Translate this sentence from the article on encouraging children to write into Spanish: "The ability to write effectively is a marvellous gift."

> **SUPPLIED PASSAGE**
****

LiveMint logoLiveMint 16-05-2014 Shabnam Minwalla

It’s about painting vivid pictures without a brush. Building precise structures without bricks. Creating a catchy rhythm without a keyboard.

For an agile writer can snatch flimsy words out of the ether and use them to capture a thought, convey a message, tell a compelling story. Indeed, to create a whole new world—a Hundred Acres Wood in which Pooh and Piglet can encounter Heffalumps. A Hogwarts in which young wizards make friends and fight bitter battles.

The ability to write effectively is a marvellous gift. But most children are so busy hurtling from school to art class to tennis that they are rarely given the time and space to experiment with words. And often, when they do retreat into a quiet corner with a blunt pencil and a creative thought, they are greeted with dampening words. “What on earth are you doing writing a poem about grumpy elephants! That too on a day when you have to complete your math worksheets.”

Which is really sad, because learning to write is about much more than attending a five-day workshop. It is about pottering about and feeling bored. It is about finding new words and falling in love with them. It is about having the confidence to express yourself. It is about spending half a day (not wasted, not wasted) trying to find a word that rhymes with “elephant”.

Here are a few simple ways in which children can be encouraged to write, and to write well:

Read, read, read: When children read the wonderful books written by others, they intuitively begin to understand what goes into a story. So expose your children to a wide array of genres and writers. If you want to lead them to a favourite writer—but one they consider old-fashioned or difficult—then start by reading a few chapters aloud.

For example, as a little girl I adored the adventures of William, that naughty, messy schoolboy who never washes his hands and is such a trial to his family. When I reread the books as an adult I was amazed by the ironic style and astounding vocabulary. But my three daughters were in a girlie-fairy phase and turned up their nose at scruffy William.

So for a couple of weeks, I read out William short stories at dinner. Never have we all laughed so much. And now my threesome is happy to tackle the long sentences and unfamiliar words, just to follow William on his madcap missions.

Look, look, look: Before putting pen to paper, children have to learn to observe the world around them. To spot the rain clouds rolling in from the sea. To identify different trees and cars and pastries and birds. To watch the drama constantly unfolding on the streets.

****

> **SUPPLIED ENTRIES**
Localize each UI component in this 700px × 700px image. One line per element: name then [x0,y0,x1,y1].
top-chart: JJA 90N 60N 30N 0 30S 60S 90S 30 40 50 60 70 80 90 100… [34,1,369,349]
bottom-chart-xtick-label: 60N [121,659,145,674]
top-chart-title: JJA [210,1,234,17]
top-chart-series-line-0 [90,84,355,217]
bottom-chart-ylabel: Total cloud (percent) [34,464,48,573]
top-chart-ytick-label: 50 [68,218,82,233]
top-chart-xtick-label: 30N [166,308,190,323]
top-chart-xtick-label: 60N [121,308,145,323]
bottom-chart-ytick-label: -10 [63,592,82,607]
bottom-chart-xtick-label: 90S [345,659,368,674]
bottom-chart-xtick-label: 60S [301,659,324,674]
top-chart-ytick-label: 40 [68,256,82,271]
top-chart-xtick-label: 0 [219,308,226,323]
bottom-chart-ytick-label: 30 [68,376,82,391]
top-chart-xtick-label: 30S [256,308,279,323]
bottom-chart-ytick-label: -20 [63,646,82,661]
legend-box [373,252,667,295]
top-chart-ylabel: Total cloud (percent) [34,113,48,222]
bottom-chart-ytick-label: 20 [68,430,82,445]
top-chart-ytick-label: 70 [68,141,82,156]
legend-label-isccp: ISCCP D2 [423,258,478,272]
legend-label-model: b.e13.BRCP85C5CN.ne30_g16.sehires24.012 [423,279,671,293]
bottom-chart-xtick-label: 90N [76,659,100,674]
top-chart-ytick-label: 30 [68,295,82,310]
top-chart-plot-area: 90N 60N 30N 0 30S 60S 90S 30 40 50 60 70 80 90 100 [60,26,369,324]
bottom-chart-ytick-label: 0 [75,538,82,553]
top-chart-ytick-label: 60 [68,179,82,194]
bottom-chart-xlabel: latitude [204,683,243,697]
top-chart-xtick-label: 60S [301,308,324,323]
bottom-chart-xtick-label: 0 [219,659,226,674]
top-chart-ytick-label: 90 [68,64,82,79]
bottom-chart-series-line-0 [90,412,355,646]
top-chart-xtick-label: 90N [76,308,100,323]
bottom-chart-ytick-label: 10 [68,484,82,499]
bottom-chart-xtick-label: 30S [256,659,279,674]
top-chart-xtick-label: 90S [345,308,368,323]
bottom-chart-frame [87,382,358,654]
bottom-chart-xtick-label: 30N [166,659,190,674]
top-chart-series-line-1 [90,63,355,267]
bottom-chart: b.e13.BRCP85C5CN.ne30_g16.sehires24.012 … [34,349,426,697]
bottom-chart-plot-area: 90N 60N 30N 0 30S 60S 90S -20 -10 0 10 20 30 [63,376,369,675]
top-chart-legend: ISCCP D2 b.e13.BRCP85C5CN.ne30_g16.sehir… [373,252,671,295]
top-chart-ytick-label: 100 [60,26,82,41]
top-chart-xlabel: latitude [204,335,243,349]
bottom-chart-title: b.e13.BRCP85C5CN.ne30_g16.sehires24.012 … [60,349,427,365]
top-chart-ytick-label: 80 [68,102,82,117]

****

> **RESPONSE TO THIS EXERCISE**
La capacidad de escribir con eficacia es un don maravilloso.